Task goal »
Copy out each line of the listing that has the word "普通預金" in it.

Input material »
* * *
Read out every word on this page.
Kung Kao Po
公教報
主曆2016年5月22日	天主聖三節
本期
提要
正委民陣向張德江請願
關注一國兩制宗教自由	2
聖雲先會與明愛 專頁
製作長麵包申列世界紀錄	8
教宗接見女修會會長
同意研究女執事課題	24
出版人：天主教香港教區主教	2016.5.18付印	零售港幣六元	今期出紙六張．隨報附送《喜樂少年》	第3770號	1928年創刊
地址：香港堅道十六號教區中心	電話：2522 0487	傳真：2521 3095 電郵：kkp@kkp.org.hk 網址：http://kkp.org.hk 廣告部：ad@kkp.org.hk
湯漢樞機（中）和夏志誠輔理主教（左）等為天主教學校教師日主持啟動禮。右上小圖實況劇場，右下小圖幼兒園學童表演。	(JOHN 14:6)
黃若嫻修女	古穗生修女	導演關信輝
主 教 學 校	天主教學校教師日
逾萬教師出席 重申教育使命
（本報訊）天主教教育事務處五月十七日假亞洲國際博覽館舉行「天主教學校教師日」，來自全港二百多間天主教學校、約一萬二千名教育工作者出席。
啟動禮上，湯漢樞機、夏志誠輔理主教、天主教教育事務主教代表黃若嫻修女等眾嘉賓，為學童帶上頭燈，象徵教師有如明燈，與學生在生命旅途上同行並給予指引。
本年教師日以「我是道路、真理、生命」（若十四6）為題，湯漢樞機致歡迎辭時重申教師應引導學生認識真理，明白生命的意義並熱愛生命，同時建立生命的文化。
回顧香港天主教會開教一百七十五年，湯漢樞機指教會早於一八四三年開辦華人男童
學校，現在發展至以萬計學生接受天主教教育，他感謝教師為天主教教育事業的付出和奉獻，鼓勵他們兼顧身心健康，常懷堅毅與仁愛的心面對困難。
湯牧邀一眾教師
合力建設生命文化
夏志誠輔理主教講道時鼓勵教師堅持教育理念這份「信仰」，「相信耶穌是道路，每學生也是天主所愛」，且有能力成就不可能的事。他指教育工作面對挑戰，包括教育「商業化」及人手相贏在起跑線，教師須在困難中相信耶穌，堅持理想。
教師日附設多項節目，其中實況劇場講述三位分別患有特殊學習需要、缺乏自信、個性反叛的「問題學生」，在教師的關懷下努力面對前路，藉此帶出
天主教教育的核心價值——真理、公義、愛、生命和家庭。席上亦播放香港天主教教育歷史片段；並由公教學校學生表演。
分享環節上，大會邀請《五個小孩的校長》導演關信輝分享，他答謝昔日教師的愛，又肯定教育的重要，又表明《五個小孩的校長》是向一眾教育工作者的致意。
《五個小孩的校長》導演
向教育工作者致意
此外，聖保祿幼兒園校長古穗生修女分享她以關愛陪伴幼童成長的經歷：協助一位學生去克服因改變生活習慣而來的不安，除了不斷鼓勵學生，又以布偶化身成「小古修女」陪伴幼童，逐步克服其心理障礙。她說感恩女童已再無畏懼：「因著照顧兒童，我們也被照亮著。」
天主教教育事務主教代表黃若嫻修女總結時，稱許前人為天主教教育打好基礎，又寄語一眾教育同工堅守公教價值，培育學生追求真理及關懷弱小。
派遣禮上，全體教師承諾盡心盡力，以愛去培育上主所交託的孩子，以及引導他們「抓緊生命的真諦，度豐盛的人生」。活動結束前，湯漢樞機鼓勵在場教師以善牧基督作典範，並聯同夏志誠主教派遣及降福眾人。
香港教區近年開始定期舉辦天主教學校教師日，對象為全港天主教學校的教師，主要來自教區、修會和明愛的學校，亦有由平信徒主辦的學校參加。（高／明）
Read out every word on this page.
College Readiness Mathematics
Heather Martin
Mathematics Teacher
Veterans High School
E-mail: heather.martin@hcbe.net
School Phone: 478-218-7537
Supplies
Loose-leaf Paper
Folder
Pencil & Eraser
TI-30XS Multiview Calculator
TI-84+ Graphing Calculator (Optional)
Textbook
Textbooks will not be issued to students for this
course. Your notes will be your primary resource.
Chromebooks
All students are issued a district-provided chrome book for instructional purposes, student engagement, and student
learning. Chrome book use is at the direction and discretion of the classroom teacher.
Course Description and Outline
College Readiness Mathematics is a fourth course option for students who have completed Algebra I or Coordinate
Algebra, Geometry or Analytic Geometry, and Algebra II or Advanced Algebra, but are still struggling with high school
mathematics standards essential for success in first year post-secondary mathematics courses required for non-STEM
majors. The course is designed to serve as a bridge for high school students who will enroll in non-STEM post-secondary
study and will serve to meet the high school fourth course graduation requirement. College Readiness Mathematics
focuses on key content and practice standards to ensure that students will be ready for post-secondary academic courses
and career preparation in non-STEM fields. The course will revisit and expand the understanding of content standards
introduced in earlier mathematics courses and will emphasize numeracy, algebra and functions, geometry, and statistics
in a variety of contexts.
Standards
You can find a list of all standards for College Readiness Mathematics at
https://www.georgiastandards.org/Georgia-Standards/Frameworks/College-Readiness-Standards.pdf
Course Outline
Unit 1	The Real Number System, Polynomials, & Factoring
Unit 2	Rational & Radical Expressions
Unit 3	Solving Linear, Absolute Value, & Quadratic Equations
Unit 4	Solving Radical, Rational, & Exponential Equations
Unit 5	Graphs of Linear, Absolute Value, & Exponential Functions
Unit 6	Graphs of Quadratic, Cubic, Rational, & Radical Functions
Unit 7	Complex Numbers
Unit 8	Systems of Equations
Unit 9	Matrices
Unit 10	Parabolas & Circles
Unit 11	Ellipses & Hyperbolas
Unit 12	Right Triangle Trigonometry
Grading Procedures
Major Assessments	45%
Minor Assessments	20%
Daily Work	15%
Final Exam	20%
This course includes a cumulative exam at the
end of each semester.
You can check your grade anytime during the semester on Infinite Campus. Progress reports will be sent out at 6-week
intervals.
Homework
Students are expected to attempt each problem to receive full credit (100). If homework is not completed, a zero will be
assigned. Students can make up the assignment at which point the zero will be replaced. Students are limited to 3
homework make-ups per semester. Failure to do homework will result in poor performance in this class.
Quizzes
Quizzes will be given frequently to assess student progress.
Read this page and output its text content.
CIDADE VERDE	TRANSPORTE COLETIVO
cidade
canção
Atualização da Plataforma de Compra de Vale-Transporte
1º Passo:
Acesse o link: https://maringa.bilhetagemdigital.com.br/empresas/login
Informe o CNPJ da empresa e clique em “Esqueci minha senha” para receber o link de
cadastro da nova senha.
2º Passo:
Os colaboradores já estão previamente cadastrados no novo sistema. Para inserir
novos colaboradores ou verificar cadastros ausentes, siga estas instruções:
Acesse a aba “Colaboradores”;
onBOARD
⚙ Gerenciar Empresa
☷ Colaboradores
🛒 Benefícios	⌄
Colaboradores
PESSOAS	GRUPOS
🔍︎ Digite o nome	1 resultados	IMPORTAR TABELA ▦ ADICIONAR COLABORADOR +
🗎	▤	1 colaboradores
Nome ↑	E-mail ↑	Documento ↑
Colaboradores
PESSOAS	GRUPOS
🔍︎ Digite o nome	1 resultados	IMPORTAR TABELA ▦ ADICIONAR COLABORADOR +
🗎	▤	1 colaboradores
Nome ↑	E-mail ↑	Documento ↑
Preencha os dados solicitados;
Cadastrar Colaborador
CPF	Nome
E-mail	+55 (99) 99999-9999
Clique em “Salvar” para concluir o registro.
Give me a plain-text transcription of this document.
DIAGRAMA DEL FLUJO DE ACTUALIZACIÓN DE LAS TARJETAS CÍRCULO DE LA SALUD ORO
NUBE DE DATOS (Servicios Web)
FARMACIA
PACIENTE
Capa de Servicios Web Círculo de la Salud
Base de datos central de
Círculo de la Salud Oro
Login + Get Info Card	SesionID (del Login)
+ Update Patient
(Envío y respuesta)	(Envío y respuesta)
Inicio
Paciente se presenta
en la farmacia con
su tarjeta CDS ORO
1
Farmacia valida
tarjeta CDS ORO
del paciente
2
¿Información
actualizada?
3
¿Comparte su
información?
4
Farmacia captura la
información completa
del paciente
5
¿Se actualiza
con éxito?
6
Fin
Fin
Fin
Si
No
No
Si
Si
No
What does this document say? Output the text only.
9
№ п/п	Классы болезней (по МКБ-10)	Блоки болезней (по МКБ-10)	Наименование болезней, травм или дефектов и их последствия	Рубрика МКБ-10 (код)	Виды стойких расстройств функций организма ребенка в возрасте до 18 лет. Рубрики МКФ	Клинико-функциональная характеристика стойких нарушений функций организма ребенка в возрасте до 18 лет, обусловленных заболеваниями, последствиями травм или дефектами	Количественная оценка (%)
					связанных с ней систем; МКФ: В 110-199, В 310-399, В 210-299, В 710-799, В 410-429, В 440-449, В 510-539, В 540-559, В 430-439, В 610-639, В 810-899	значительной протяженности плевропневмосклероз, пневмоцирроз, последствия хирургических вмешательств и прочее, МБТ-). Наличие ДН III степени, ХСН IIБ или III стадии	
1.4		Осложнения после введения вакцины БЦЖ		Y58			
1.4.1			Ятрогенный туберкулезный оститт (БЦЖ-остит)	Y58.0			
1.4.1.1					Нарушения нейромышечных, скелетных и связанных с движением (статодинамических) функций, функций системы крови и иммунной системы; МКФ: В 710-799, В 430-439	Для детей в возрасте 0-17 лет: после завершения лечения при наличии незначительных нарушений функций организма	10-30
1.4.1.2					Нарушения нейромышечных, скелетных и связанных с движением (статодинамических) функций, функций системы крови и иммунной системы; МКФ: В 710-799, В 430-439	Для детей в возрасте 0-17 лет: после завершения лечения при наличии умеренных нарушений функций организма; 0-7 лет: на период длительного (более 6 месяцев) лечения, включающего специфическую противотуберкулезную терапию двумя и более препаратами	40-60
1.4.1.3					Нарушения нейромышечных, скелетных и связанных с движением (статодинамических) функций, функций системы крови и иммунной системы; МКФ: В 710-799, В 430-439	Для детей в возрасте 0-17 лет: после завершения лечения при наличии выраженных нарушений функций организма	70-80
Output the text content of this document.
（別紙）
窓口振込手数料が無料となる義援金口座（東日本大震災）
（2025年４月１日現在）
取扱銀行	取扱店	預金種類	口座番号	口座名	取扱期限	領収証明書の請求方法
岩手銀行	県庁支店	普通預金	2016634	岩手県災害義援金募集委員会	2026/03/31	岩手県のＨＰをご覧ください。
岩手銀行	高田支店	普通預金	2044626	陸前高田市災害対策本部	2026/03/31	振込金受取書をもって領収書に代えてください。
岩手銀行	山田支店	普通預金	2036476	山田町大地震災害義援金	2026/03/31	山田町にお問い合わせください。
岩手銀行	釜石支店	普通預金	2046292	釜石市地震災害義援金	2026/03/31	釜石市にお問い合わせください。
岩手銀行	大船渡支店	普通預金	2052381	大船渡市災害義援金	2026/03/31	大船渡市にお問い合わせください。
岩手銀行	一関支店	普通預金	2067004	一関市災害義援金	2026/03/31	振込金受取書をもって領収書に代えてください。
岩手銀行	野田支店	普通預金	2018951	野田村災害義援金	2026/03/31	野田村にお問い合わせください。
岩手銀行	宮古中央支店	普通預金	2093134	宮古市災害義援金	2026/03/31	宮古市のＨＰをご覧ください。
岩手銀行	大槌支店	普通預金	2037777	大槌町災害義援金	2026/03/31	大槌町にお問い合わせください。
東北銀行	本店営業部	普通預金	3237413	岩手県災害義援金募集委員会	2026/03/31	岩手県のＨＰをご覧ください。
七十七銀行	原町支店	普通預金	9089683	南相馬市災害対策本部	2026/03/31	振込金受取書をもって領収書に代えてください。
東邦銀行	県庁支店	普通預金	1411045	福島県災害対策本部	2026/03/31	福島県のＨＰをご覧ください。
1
* * *
Result of this exercise »
岩手銀行	県庁支店	普通預金	2016634	岩手県災害義援金募集委員会	2026/03/31	岩手県のＨＰをご覧ください。
岩手銀行	高田支店	普通預金	2044626	陸前高田市災害対策本部	2026/03/31	振込金受取書をもって領収書に代えてください。
岩手銀行	山田支店	普通預金	2036476	山田町大地震災害義援金	2026/03/31	山田町にお問い合わせください。
岩手銀行	釜石支店	普通預金	2046292	釜石市地震災害義援金	2026/03/31	釜石市にお問い合わせください。
岩手銀行	大船渡支店	普通預金	2052381	大船渡市災害義援金	2026/03/31	大船渡市にお問い合わせください。
岩手銀行	一関支店	普通預金	2067004	一関市災害義援金	2026/03/31	振込金受取書をもって領収書に代えてください。
岩手銀行	野田支店	普通預金	2018951	野田村災害義援金	2026/03/31	野田村にお問い合わせください。
岩手銀行	宮古中央支店	普通預金	2093134	宮古市災害義援金	2026/03/31	宮古市のＨＰをご覧ください。
岩手銀行	大槌支店	普通預金	2037777	大槌町災害義援金	2026/03/31	大槌町にお問い合わせください。
東北銀行	本店営業部	普通預金	3237413	岩手県災害義援金募集委員会	2026/03/31	岩手県のＨＰをご覧ください。
七十七銀行	原町支店	普通預金	9089683	南相馬市災害対策本部	2026/03/31	振込金受取書をもって領収書に代えてください。
東邦銀行	県庁支店	普通預金	1411045	福島県災害対策本部	2026/03/31	福島県のＨＰをご覧ください。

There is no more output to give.